Source data
+ + + + + + +

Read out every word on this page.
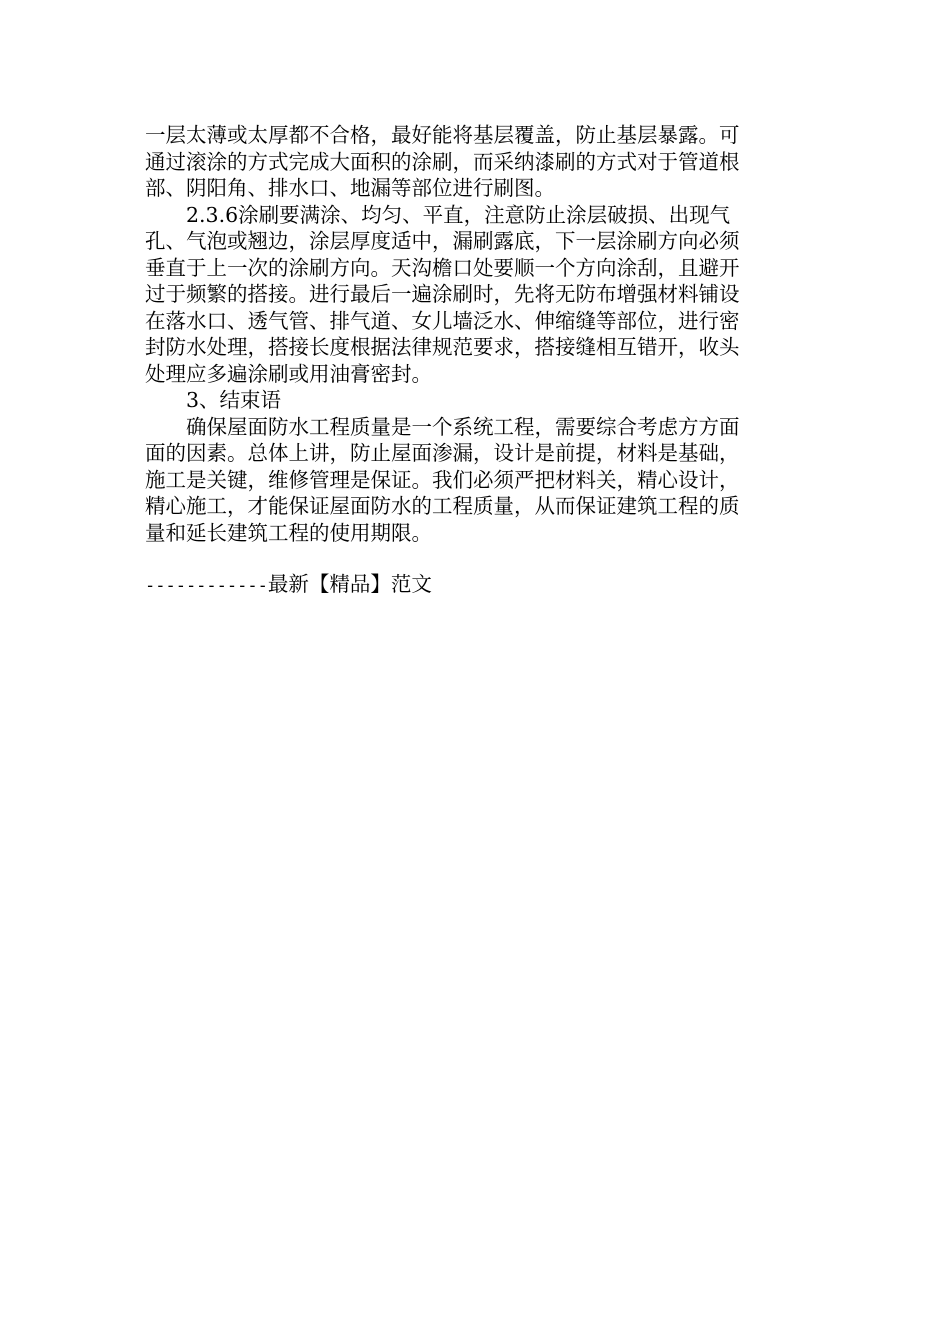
一层太薄或太厚都不合格，最好能将基层覆盖，防止基层暴露。可
通过滚涂的方式完成大面积的涂刷，而采纳漆刷的方式对于管道根
部、阴阳角、排水口、地漏等部位进行刷图。
2.3.6涂刷要满涂、均匀、平直，注意防止涂层破损、出现气
孔、气泡或翘边，涂层厚度适中，漏刷露底，下一层涂刷方向必须
垂直于上一次的涂刷方向。天沟檐口处要顺一个方向涂刮，且避开
过于频繁的搭接。进行最后一遍涂刷时，先将无防布增强材料铺设
在落水口、透气管、排气道、女儿墙泛水、伸缩缝等部位，进行密
封防水处理，搭接长度根据法律规范要求，搭接缝相互错开，收头
处理应多遍涂刷或用油膏密封。
3、结束语
确保屋面防水工程质量是一个系统工程，需要综合考虑方方面
面的因素。总体上讲，防止屋面渗漏，设计是前提，材料是基础，
施工是关键，维修管理是保证。我们必须严把材料关，精心设计，
精心施工，才能保证屋面防水的工程质量，从而保证建筑工程的质
量和延长建筑工程的使用期限。
------------最新【精品】范文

+ + + + + + +

- Aim of the task -
Copy the listing word for word, excluding its pictures.

- Solved problem -
Read out every word on this page.
一层太薄或太厚都不合格，最好能将基层覆盖，防止基层暴露。可
通过滚涂的方式完成大面积的涂刷，而采纳漆刷的方式对于管道根
部、阴阳角、排水口、地漏等部位进行刷图。
2.3.6涂刷要满涂、均匀、平直，注意防止涂层破损、出现气
孔、气泡或翘边，涂层厚度适中，漏刷露底，下一层涂刷方向必须
垂直于上一次的涂刷方向。天沟檐口处要顺一个方向涂刮，且避开
过于频繁的搭接。进行最后一遍涂刷时，先将无防布增强材料铺设
在落水口、透气管、排气道、女儿墙泛水、伸缩缝等部位，进行密
封防水处理，搭接长度根据法律规范要求，搭接缝相互错开，收头
处理应多遍涂刷或用油膏密封。
3、结束语
确保屋面防水工程质量是一个系统工程，需要综合考虑方方面
面的因素。总体上讲，防止屋面渗漏，设计是前提，材料是基础，
施工是关键，维修管理是保证。我们必须严把材料关，精心设计，
精心施工，才能保证屋面防水的工程质量，从而保证建筑工程的质
量和延长建筑工程的使用期限。
------------最新【精品】范文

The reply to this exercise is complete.